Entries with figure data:
--- Begin ---

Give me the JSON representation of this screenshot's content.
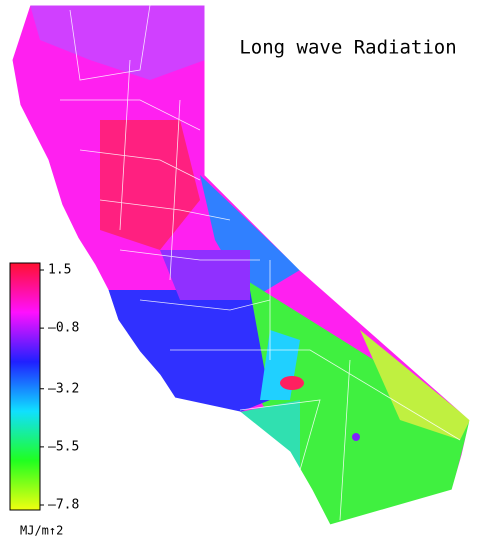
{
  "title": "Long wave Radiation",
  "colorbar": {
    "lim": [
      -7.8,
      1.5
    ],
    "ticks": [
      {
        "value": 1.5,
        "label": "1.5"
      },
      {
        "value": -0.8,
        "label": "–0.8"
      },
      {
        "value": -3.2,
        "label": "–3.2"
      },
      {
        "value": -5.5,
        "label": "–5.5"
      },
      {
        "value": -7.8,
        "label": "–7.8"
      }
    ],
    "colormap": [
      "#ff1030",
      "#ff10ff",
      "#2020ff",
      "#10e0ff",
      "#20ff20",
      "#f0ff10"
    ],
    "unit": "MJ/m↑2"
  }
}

--- End ---

WORK TO COMPLETE => Make an exact copy of the data, leaving its pictures out.

FINAL RESULT =>
Give me the JSON representation of this screenshot's content.
{
  "title": "Long wave Radiation",
  "colorbar": {
    "lim": [
      -7.8,
      1.5
    ],
    "ticks": [
      {
        "value": 1.5,
        "label": "1.5"
      },
      {
        "value": -0.8,
        "label": "–0.8"
      },
      {
        "value": -3.2,
        "label": "–3.2"
      },
      {
        "value": -5.5,
        "label": "–5.5"
      },
      {
        "value": -7.8,
        "label": "–7.8"
      }
    ],
    "colormap": [
      "#ff1030",
      "#ff10ff",
      "#2020ff",
      "#10e0ff",
      "#20ff20",
      "#f0ff10"
    ],
    "unit": "MJ/m↑2"
  }
}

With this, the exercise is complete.